**Work to be completed**:
Everything in the listing should be restated word for word.

**Stored data**:

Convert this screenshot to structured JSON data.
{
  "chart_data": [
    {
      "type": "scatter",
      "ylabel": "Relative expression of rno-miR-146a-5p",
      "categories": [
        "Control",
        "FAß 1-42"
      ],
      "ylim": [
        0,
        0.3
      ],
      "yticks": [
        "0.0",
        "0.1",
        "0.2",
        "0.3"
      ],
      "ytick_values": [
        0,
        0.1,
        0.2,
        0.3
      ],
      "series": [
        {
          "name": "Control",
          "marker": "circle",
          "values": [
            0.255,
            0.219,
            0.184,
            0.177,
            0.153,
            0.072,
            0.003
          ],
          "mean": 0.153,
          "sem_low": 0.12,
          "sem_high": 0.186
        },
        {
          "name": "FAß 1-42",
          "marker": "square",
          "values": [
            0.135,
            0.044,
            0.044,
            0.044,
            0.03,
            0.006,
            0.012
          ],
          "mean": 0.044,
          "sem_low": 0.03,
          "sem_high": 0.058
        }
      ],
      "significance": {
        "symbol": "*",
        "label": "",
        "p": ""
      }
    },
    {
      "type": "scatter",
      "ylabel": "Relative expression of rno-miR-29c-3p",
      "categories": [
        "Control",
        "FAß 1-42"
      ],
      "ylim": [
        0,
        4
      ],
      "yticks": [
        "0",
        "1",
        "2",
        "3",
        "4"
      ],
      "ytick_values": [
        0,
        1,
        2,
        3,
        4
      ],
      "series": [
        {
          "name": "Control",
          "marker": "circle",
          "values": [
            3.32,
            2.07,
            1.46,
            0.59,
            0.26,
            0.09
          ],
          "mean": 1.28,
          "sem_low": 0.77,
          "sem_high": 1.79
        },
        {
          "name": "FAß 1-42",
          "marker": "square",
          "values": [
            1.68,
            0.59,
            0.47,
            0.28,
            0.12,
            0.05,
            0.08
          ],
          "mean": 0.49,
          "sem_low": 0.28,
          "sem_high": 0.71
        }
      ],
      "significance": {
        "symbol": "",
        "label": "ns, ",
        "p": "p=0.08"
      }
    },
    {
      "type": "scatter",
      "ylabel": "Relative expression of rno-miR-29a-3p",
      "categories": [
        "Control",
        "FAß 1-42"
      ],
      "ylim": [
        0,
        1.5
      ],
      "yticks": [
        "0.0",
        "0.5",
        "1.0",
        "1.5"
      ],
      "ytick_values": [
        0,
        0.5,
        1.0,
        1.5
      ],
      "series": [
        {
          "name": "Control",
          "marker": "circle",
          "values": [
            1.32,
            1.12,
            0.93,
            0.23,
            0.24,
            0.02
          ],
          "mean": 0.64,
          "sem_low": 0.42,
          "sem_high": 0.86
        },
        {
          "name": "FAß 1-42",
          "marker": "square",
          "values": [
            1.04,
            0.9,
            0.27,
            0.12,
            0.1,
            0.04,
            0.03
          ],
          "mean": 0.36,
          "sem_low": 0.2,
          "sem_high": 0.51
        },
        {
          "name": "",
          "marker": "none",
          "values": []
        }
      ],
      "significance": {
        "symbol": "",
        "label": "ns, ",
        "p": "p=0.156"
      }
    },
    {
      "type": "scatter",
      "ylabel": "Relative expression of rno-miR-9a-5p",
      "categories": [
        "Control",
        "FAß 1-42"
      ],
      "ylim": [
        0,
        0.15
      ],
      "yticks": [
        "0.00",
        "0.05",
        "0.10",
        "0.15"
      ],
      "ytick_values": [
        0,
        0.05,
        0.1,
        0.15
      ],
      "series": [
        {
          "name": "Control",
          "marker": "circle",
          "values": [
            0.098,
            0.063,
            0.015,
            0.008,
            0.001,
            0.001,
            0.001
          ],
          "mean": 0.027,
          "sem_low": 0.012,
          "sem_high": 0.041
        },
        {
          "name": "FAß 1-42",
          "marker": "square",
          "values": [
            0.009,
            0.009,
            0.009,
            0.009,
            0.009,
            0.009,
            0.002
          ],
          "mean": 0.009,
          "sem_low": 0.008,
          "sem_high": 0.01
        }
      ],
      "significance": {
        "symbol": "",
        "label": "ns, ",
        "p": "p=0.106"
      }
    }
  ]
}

**Full response**:
Convert this screenshot to structured JSON data.
{
  "chart_data": [
    {
      "type": "scatter",
      "ylabel": "Relative expression of rno-miR-146a-5p",
      "categories": [
        "Control",
        "FAß 1-42"
      ],
      "ylim": [
        0,
        0.3
      ],
      "yticks": [
        "0.0",
        "0.1",
        "0.2",
        "0.3"
      ],
      "ytick_values": [
        0,
        0.1,
        0.2,
        0.3
      ],
      "series": [
        {
          "name": "Control",
          "marker": "circle",
          "values": [
            0.255,
            0.219,
            0.184,
            0.177,
            0.153,
            0.072,
            0.003
          ],
          "mean": 0.153,
          "sem_low": 0.12,
          "sem_high": 0.186
        },
        {
          "name": "FAß 1-42",
          "marker": "square",
          "values": [
            0.135,
            0.044,
            0.044,
            0.044,
            0.03,
            0.006,
            0.012
          ],
          "mean": 0.044,
          "sem_low": 0.03,
          "sem_high": 0.058
        }
      ],
      "significance": {
        "symbol": "*",
        "label": "",
        "p": ""
      }
    },
    {
      "type": "scatter",
      "ylabel": "Relative expression of rno-miR-29c-3p",
      "categories": [
        "Control",
        "FAß 1-42"
      ],
      "ylim": [
        0,
        4
      ],
      "yticks": [
        "0",
        "1",
        "2",
        "3",
        "4"
      ],
      "ytick_values": [
        0,
        1,
        2,
        3,
        4
      ],
      "series": [
        {
          "name": "Control",
          "marker": "circle",
          "values": [
            3.32,
            2.07,
            1.46,
            0.59,
            0.26,
            0.09
          ],
          "mean": 1.28,
          "sem_low": 0.77,
          "sem_high": 1.79
        },
        {
          "name": "FAß 1-42",
          "marker": "square",
          "values": [
            1.68,
            0.59,
            0.47,
            0.28,
            0.12,
            0.05,
            0.08
          ],
          "mean": 0.49,
          "sem_low": 0.28,
          "sem_high": 0.71
        }
      ],
      "significance": {
        "symbol": "",
        "label": "ns, ",
        "p": "p=0.08"
      }
    },
    {
      "type": "scatter",
      "ylabel": "Relative expression of rno-miR-29a-3p",
      "categories": [
        "Control",
        "FAß 1-42"
      ],
      "ylim": [
        0,
        1.5
      ],
      "yticks": [
        "0.0",
        "0.5",
        "1.0",
        "1.5"
      ],
      "ytick_values": [
        0,
        0.5,
        1.0,
        1.5
      ],
      "series": [
        {
          "name": "Control",
          "marker": "circle",
          "values": [
            1.32,
            1.12,
            0.93,
            0.23,
            0.24,
            0.02
          ],
          "mean": 0.64,
          "sem_low": 0.42,
          "sem_high": 0.86
        },
        {
          "name": "FAß 1-42",
          "marker": "square",
          "values": [
            1.04,
            0.9,
            0.27,
            0.12,
            0.1,
            0.04,
            0.03
          ],
          "mean": 0.36,
          "sem_low": 0.2,
          "sem_high": 0.51
        },
        {
          "name": "",
          "marker": "none",
          "values": []
        }
      ],
      "significance": {
        "symbol": "",
        "label": "ns, ",
        "p": "p=0.156"
      }
    },
    {
      "type": "scatter",
      "ylabel": "Relative expression of rno-miR-9a-5p",
      "categories": [
        "Control",
        "FAß 1-42"
      ],
      "ylim": [
        0,
        0.15
      ],
      "yticks": [
        "0.00",
        "0.05",
        "0.10",
        "0.15"
      ],
      "ytick_values": [
        0,
        0.05,
        0.1,
        0.15
      ],
      "series": [
        {
          "name": "Control",
          "marker": "circle",
          "values": [
            0.098,
            0.063,
            0.015,
            0.008,
            0.001,
            0.001,
            0.001
          ],
          "mean": 0.027,
          "sem_low": 0.012,
          "sem_high": 0.041
        },
        {
          "name": "FAß 1-42",
          "marker": "square",
          "values": [
            0.009,
            0.009,
            0.009,
            0.009,
            0.009,
            0.009,
            0.002
          ],
          "mean": 0.009,
          "sem_low": 0.008,
          "sem_high": 0.01
        }
      ],
      "significance": {
        "symbol": "",
        "label": "ns, ",
        "p": "p=0.106"
      }
    }
  ]
}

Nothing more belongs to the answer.